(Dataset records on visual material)
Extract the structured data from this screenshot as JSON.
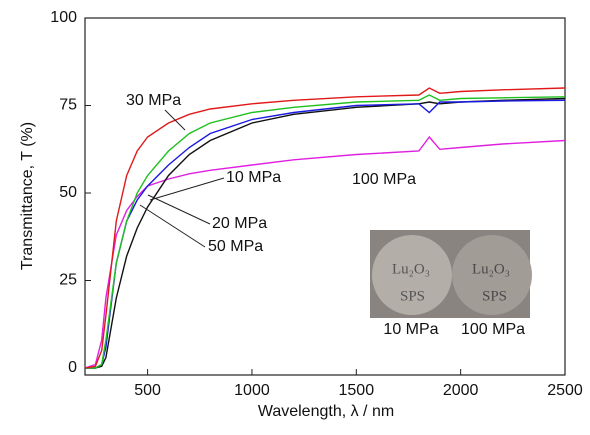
{
  "chart_data": {
    "type": "line",
    "xlabel": "Wavelength, λ / nm",
    "ylabel": "Transmittance, T (%)",
    "x": [
      200,
      250,
      280,
      300,
      350,
      400,
      450,
      500,
      600,
      700,
      800,
      1000,
      1200,
      1500,
      1800,
      1850,
      1900,
      2000,
      2200,
      2500
    ],
    "series": [
      {
        "name": "100 MPa",
        "color": "#e020e0",
        "values": [
          0,
          1,
          8,
          20,
          38,
          45,
          49,
          52,
          54,
          55.5,
          56.5,
          58,
          59.5,
          61,
          62,
          66,
          62.5,
          63,
          64,
          65
        ]
      },
      {
        "name": "50 MPa",
        "color": "#111111",
        "values": [
          0,
          0,
          0.5,
          3,
          20,
          32,
          40,
          46,
          55,
          61,
          65,
          70,
          72.5,
          74.5,
          75.5,
          76,
          75.5,
          76,
          76.5,
          77
        ]
      },
      {
        "name": "10 MPa",
        "color": "#1a1ae0",
        "values": [
          0,
          0,
          1,
          6,
          30,
          42,
          48,
          52,
          58,
          63,
          67,
          71,
          73,
          75,
          75.5,
          73,
          76,
          76,
          76.3,
          76.5
        ]
      },
      {
        "name": "20 MPa",
        "color": "#20c020",
        "values": [
          0,
          0,
          1,
          8,
          30,
          42,
          50,
          55,
          62,
          67,
          70,
          73,
          74.5,
          76,
          76.5,
          78,
          76.5,
          77,
          77.2,
          77.5
        ]
      },
      {
        "name": "30 MPa",
        "color": "#e01a1a",
        "values": [
          0,
          0.5,
          5,
          15,
          42,
          55,
          62,
          66,
          70,
          72.5,
          74,
          75.5,
          76.5,
          77.5,
          78,
          80,
          78.5,
          79,
          79.5,
          80
        ]
      }
    ],
    "xlim": [
      200,
      2500
    ],
    "ylim": [
      -2,
      100
    ],
    "xticks": [
      500,
      1000,
      1500,
      2000,
      2500
    ],
    "yticks": [
      0,
      25,
      50,
      75,
      100
    ],
    "grid": false,
    "inset": {
      "sample_texts": [
        "Lu₂O₃",
        "SPS"
      ],
      "labels": [
        "10 MPa",
        "100 MPa"
      ]
    }
  }
}
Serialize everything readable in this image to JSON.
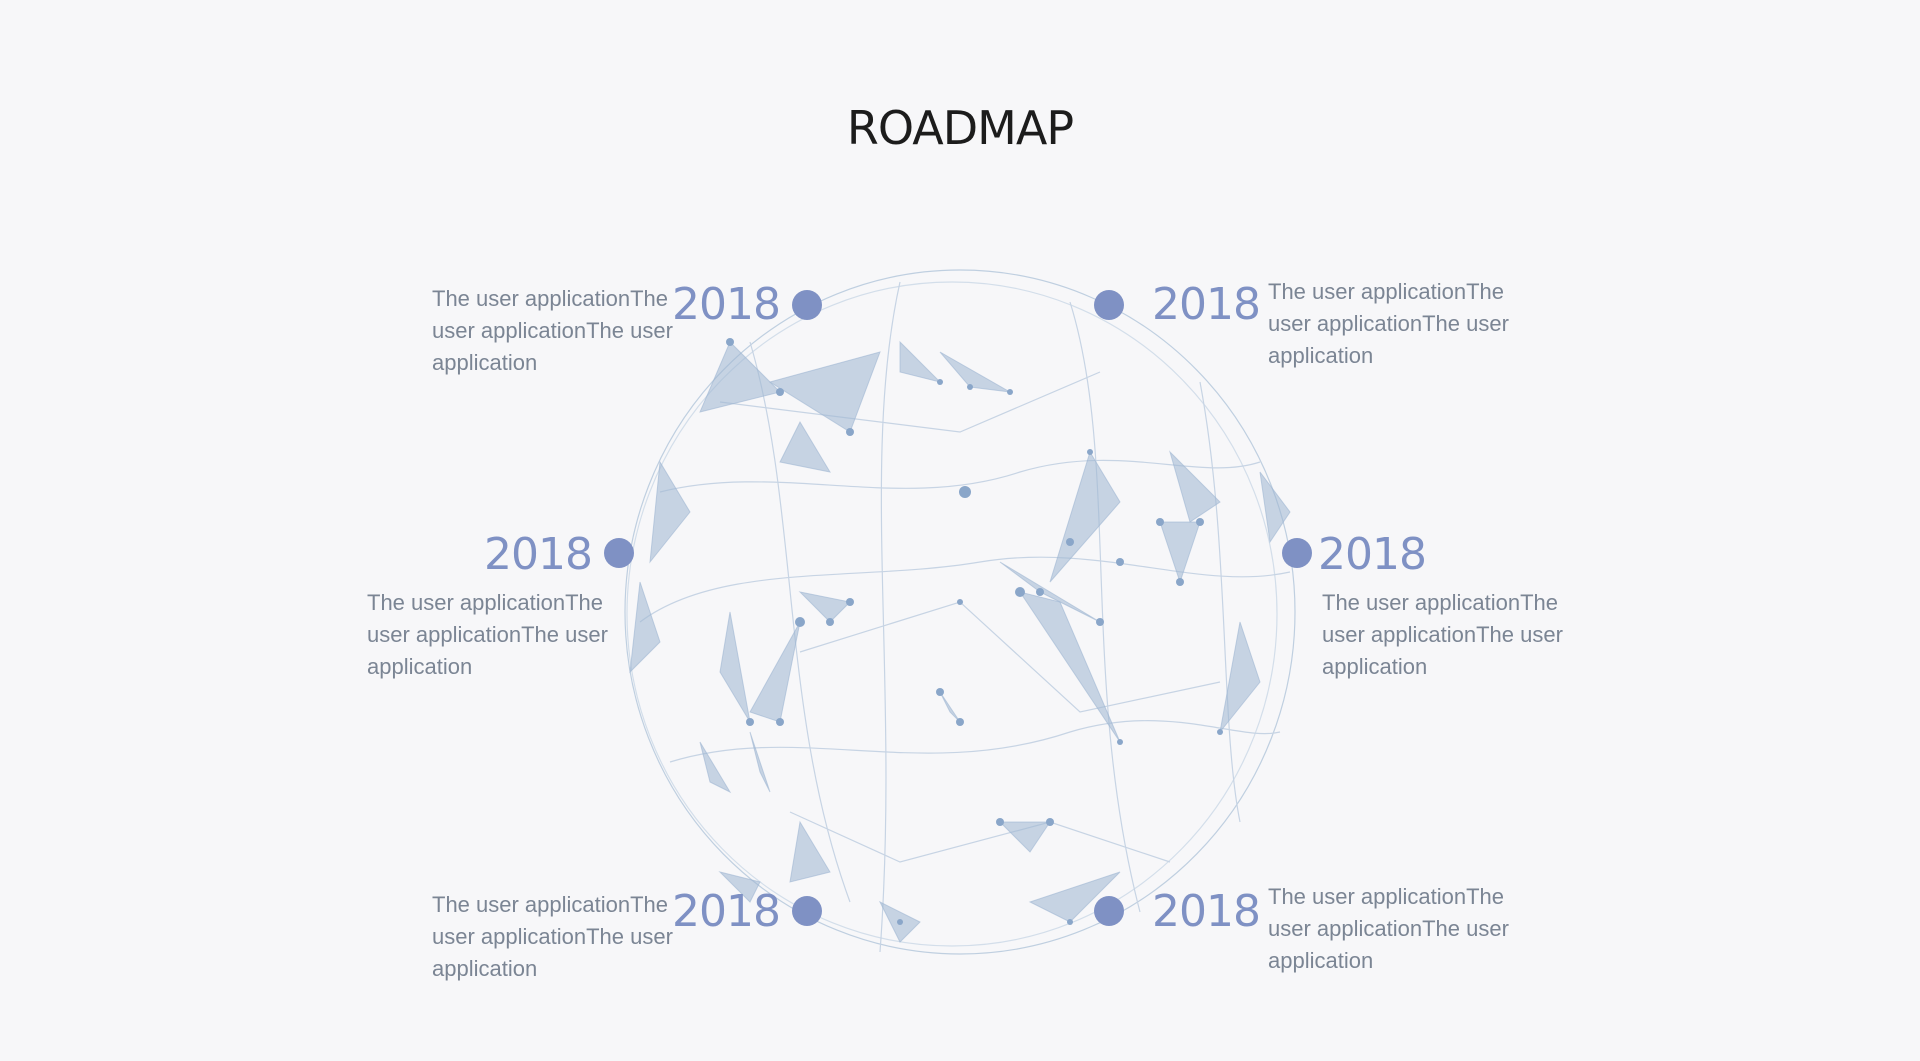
{
  "title": "ROADMAP",
  "milestones": [
    {
      "year": "2018",
      "text": "The user applicationThe user applicationThe user application"
    },
    {
      "year": "2018",
      "text": "The user applicationThe user applicationThe user application"
    },
    {
      "year": "2018",
      "text": "The user applicationThe user applicationThe user application"
    },
    {
      "year": "2018",
      "text": "The user applicationThe user applicationThe user application"
    },
    {
      "year": "2018",
      "text": "The user applicationThe user applicationThe user application"
    },
    {
      "year": "2018",
      "text": "The user applicationThe user applicationThe user application"
    }
  ],
  "colors": {
    "accent": "#7f91c4",
    "text": "#7b8594",
    "title": "#1c1c1c",
    "background": "#f7f7f9",
    "globe": "#a9bfd8"
  },
  "icons": {
    "globe": "network-globe-graphic",
    "milestone_marker": "circle-dot-icon"
  }
}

__JOB__:
From start to finish, output the listing exactly, but omit its pictures.

__SOLUTION FOR THIS TASK__:
Extract the structured data from this screenshot as JSON.
{
  "chart_data": {
    "type": "line",
    "xlabel": "Wavelength, λ / nm",
    "ylabel": "Transmittance, T (%)",
    "x": [
      200,
      250,
      280,
      300,
      350,
      400,
      450,
      500,
      600,
      700,
      800,
      1000,
      1200,
      1500,
      1800,
      1850,
      1900,
      2000,
      2200,
      2500
    ],
    "series": [
      {
        "name": "100 MPa",
        "color": "#e020e0",
        "values": [
          0,
          1,
          8,
          20,
          38,
          45,
          49,
          52,
          54,
          55.5,
          56.5,
          58,
          59.5,
          61,
          62,
          66,
          62.5,
          63,
          64,
          65
        ]
      },
      {
        "name": "50 MPa",
        "color": "#111111",
        "values": [
          0,
          0,
          0.5,
          3,
          20,
          32,
          40,
          46,
          55,
          61,
          65,
          70,
          72.5,
          74.5,
          75.5,
          76,
          75.5,
          76,
          76.5,
          77
        ]
      },
      {
        "name": "10 MPa",
        "color": "#1a1ae0",
        "values": [
          0,
          0,
          1,
          6,
          30,
          42,
          48,
          52,
          58,
          63,
          67,
          71,
          73,
          75,
          75.5,
          73,
          76,
          76,
          76.3,
          76.5
        ]
      },
      {
        "name": "20 MPa",
        "color": "#20c020",
        "values": [
          0,
          0,
          1,
          8,
          30,
          42,
          50,
          55,
          62,
          67,
          70,
          73,
          74.5,
          76,
          76.5,
          78,
          76.5,
          77,
          77.2,
          77.5
        ]
      },
      {
        "name": "30 MPa",
        "color": "#e01a1a",
        "values": [
          0,
          0.5,
          5,
          15,
          42,
          55,
          62,
          66,
          70,
          72.5,
          74,
          75.5,
          76.5,
          77.5,
          78,
          80,
          78.5,
          79,
          79.5,
          80
        ]
      }
    ],
    "xlim": [
      200,
      2500
    ],
    "ylim": [
      -2,
      100
    ],
    "xticks": [
      500,
      1000,
      1500,
      2000,
      2500
    ],
    "yticks": [
      0,
      25,
      50,
      75,
      100
    ],
    "grid": false,
    "inset": {
      "sample_texts": [
        "Lu₂O₃",
        "SPS"
      ],
      "labels": [
        "10 MPa",
        "100 MPa"
      ]
    }
  }
}
Serialize everything readable in this image to JSON.
{
  "title": "ROADMAP",
  "milestones": [
    {
      "year": "2018",
      "text": "The user applicationThe user applicationThe user application"
    },
    {
      "year": "2018",
      "text": "The user applicationThe user applicationThe user application"
    },
    {
      "year": "2018",
      "text": "The user applicationThe user applicationThe user application"
    },
    {
      "year": "2018",
      "text": "The user applicationThe user applicationThe user application"
    },
    {
      "year": "2018",
      "text": "The user applicationThe user applicationThe user application"
    },
    {
      "year": "2018",
      "text": "The user applicationThe user applicationThe user application"
    }
  ],
  "colors": {
    "accent": "#7f91c4",
    "text": "#7b8594",
    "title": "#1c1c1c",
    "background": "#f7f7f9",
    "globe": "#a9bfd8"
  },
  "icons": {
    "globe": "network-globe-graphic",
    "milestone_marker": "circle-dot-icon"
  }
}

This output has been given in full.